What the task requires: Identify the lines that contain the string "Notice", then copy each of them.

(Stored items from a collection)
□ □ □

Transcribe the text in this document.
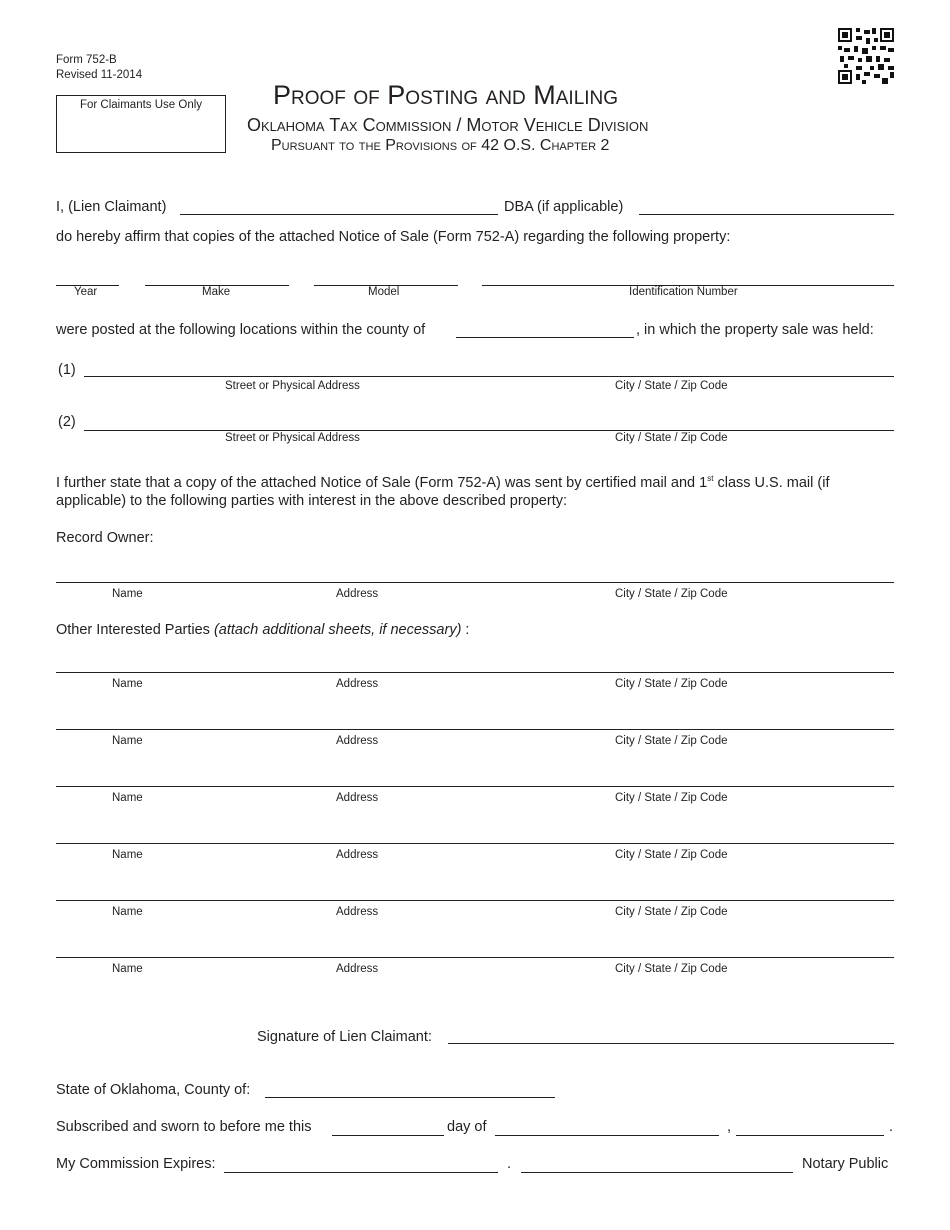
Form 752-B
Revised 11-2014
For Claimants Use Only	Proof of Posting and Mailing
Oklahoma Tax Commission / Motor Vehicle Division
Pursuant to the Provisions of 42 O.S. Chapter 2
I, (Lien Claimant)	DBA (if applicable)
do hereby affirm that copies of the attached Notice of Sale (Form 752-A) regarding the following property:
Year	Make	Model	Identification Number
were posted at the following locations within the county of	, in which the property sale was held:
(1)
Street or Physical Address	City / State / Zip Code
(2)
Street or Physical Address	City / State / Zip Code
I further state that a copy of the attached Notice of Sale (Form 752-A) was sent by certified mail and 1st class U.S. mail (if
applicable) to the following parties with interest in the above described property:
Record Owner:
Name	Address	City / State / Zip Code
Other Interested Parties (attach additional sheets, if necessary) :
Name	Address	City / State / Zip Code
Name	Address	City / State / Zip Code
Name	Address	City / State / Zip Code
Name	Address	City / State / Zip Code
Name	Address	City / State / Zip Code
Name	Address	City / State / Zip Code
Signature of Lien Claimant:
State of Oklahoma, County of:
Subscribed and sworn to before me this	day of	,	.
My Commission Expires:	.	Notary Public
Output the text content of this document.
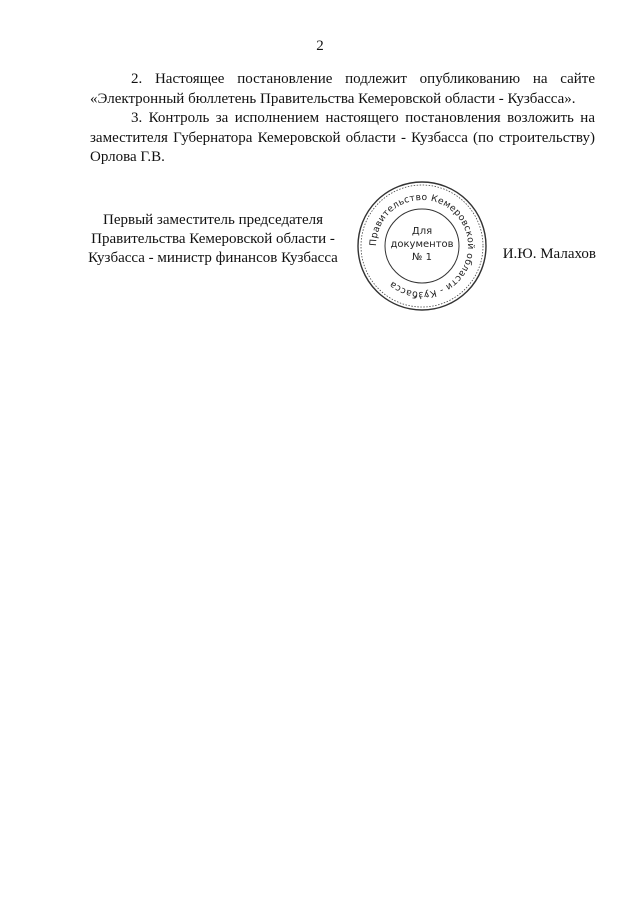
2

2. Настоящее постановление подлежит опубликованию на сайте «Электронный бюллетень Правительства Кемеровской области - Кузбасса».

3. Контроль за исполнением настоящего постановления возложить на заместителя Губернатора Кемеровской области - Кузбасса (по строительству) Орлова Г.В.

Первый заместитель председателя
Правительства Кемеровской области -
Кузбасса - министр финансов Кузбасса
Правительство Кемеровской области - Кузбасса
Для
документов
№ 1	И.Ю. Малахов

□ □ □

Task response:
do hereby affirm that copies of the attached Notice of Sale (Form 752-A) regarding the following property:
I further state that a copy of the attached Notice of Sale (Form 752-A) was sent by certified mail and 1st class U.S. mail (if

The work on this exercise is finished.